[Start AVAILABLE DATA]
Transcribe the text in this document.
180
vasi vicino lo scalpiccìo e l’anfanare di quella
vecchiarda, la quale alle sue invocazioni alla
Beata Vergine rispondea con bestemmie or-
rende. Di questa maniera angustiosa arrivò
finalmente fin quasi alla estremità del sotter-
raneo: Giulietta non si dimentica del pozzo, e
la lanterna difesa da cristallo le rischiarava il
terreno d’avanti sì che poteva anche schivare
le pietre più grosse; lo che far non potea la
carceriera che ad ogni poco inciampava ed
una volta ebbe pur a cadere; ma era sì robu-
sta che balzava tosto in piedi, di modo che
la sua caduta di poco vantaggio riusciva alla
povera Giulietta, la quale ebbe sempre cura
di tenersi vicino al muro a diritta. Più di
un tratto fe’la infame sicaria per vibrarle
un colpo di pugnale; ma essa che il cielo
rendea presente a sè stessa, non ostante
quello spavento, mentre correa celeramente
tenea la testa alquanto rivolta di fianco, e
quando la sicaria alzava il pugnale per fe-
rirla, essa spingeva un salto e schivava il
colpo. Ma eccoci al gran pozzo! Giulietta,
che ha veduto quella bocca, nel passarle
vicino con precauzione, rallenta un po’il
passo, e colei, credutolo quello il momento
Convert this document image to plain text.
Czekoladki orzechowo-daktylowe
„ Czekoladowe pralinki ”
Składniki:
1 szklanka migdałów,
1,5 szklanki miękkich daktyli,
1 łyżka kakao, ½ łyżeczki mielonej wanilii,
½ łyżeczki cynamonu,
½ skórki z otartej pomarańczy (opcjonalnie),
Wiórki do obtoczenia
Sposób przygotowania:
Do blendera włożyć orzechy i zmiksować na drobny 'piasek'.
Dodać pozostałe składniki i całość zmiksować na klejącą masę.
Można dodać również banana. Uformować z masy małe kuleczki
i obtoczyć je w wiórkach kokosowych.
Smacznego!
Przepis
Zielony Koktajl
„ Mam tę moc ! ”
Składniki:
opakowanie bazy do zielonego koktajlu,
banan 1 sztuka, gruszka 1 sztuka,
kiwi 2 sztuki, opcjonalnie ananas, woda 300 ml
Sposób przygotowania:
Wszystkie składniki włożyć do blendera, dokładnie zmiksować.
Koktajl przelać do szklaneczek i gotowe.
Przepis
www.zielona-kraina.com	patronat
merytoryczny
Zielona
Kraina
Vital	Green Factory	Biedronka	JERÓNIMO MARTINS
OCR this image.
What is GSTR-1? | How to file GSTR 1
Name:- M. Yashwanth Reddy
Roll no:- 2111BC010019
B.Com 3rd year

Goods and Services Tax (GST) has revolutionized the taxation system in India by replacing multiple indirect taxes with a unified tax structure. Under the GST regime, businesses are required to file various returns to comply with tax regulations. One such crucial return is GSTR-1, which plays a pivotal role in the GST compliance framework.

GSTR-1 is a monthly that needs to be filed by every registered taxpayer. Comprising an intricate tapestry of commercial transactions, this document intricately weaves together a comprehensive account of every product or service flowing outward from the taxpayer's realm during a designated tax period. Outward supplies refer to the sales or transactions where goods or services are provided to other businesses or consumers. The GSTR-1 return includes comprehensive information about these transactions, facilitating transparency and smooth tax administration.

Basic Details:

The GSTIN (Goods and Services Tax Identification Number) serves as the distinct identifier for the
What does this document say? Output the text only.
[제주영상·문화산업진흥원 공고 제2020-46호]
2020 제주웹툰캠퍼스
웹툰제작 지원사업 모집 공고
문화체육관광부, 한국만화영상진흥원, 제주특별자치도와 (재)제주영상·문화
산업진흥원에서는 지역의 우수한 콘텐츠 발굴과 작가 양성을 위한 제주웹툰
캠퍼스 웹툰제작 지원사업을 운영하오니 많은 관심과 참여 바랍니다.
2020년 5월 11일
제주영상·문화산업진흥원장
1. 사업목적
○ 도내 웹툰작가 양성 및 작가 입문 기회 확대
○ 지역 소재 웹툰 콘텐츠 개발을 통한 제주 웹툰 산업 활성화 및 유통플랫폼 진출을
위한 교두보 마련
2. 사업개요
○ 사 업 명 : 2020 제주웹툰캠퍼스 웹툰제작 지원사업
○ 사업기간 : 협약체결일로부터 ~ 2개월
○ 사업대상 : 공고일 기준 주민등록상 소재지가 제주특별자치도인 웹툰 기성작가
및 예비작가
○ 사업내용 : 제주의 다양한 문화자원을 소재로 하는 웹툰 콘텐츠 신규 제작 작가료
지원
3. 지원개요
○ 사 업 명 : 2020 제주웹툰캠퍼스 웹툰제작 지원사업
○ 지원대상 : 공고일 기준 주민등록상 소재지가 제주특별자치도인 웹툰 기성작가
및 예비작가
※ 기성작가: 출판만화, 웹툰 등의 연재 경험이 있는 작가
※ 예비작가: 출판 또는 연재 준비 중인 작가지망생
[End AVAILABLE DATA]
WHAT IS BEING ASKED:
Retype the material above, line by line, exactly.

EXERCISE ANSWER:
Transcribe the text in this document.
180
vasi vicino lo scalpiccìo e l’anfanare di quella
vecchiarda, la quale alle sue invocazioni alla
Beata Vergine rispondea con bestemmie or-
rende. Di questa maniera angustiosa arrivò
finalmente fin quasi alla estremità del sotter-
raneo: Giulietta non si dimentica del pozzo, e
la lanterna difesa da cristallo le rischiarava il
terreno d’avanti sì che poteva anche schivare
le pietre più grosse; lo che far non potea la
carceriera che ad ogni poco inciampava ed
una volta ebbe pur a cadere; ma era sì robu-
sta che balzava tosto in piedi, di modo che
la sua caduta di poco vantaggio riusciva alla
povera Giulietta, la quale ebbe sempre cura
di tenersi vicino al muro a diritta. Più di
un tratto fe’la infame sicaria per vibrarle
un colpo di pugnale; ma essa che il cielo
rendea presente a sè stessa, non ostante
quello spavento, mentre correa celeramente
tenea la testa alquanto rivolta di fianco, e
quando la sicaria alzava il pugnale per fe-
rirla, essa spingeva un salto e schivava il
colpo. Ma eccoci al gran pozzo! Giulietta,
che ha veduto quella bocca, nel passarle
vicino con precauzione, rallenta un po’il
passo, e colei, credutolo quello il momento
Convert this document image to plain text.
Czekoladki orzechowo-daktylowe
„ Czekoladowe pralinki ”
Składniki:
1 szklanka migdałów,
1,5 szklanki miękkich daktyli,
1 łyżka kakao, ½ łyżeczki mielonej wanilii,
½ łyżeczki cynamonu,
½ skórki z otartej pomarańczy (opcjonalnie),
Wiórki do obtoczenia
Sposób przygotowania:
Do blendera włożyć orzechy i zmiksować na drobny 'piasek'.
Dodać pozostałe składniki i całość zmiksować na klejącą masę.
Można dodać również banana. Uformować z masy małe kuleczki
i obtoczyć je w wiórkach kokosowych.
Smacznego!
Przepis
Zielony Koktajl
„ Mam tę moc ! ”
Składniki:
opakowanie bazy do zielonego koktajlu,
banan 1 sztuka, gruszka 1 sztuka,
kiwi 2 sztuki, opcjonalnie ananas, woda 300 ml
Sposób przygotowania:
Wszystkie składniki włożyć do blendera, dokładnie zmiksować.
Koktajl przelać do szklaneczek i gotowe.
Przepis
www.zielona-kraina.com	patronat
merytoryczny
Zielona
Kraina
Vital	Green Factory	Biedronka	JERÓNIMO MARTINS
OCR this image.
What is GSTR-1? | How to file GSTR 1
Name:- M. Yashwanth Reddy
Roll no:- 2111BC010019
B.Com 3rd year

Goods and Services Tax (GST) has revolutionized the taxation system in India by replacing multiple indirect taxes with a unified tax structure. Under the GST regime, businesses are required to file various returns to comply with tax regulations. One such crucial return is GSTR-1, which plays a pivotal role in the GST compliance framework.

GSTR-1 is a monthly that needs to be filed by every registered taxpayer. Comprising an intricate tapestry of commercial transactions, this document intricately weaves together a comprehensive account of every product or service flowing outward from the taxpayer's realm during a designated tax period. Outward supplies refer to the sales or transactions where goods or services are provided to other businesses or consumers. The GSTR-1 return includes comprehensive information about these transactions, facilitating transparency and smooth tax administration.

Basic Details:

The GSTIN (Goods and Services Tax Identification Number) serves as the distinct identifier for the
What does this document say? Output the text only.
[제주영상·문화산업진흥원 공고 제2020-46호]
2020 제주웹툰캠퍼스
웹툰제작 지원사업 모집 공고
문화체육관광부, 한국만화영상진흥원, 제주특별자치도와 (재)제주영상·문화
산업진흥원에서는 지역의 우수한 콘텐츠 발굴과 작가 양성을 위한 제주웹툰
캠퍼스 웹툰제작 지원사업을 운영하오니 많은 관심과 참여 바랍니다.
2020년 5월 11일
제주영상·문화산업진흥원장
1. 사업목적
○ 도내 웹툰작가 양성 및 작가 입문 기회 확대
○ 지역 소재 웹툰 콘텐츠 개발을 통한 제주 웹툰 산업 활성화 및 유통플랫폼 진출을
위한 교두보 마련
2. 사업개요
○ 사 업 명 : 2020 제주웹툰캠퍼스 웹툰제작 지원사업
○ 사업기간 : 협약체결일로부터 ~ 2개월
○ 사업대상 : 공고일 기준 주민등록상 소재지가 제주특별자치도인 웹툰 기성작가
및 예비작가
○ 사업내용 : 제주의 다양한 문화자원을 소재로 하는 웹툰 콘텐츠 신규 제작 작가료
지원
3. 지원개요
○ 사 업 명 : 2020 제주웹툰캠퍼스 웹툰제작 지원사업
○ 지원대상 : 공고일 기준 주민등록상 소재지가 제주특별자치도인 웹툰 기성작가
및 예비작가
※ 기성작가: 출판만화, 웹툰 등의 연재 경험이 있는 작가
※ 예비작가: 출판 또는 연재 준비 중인 작가지망생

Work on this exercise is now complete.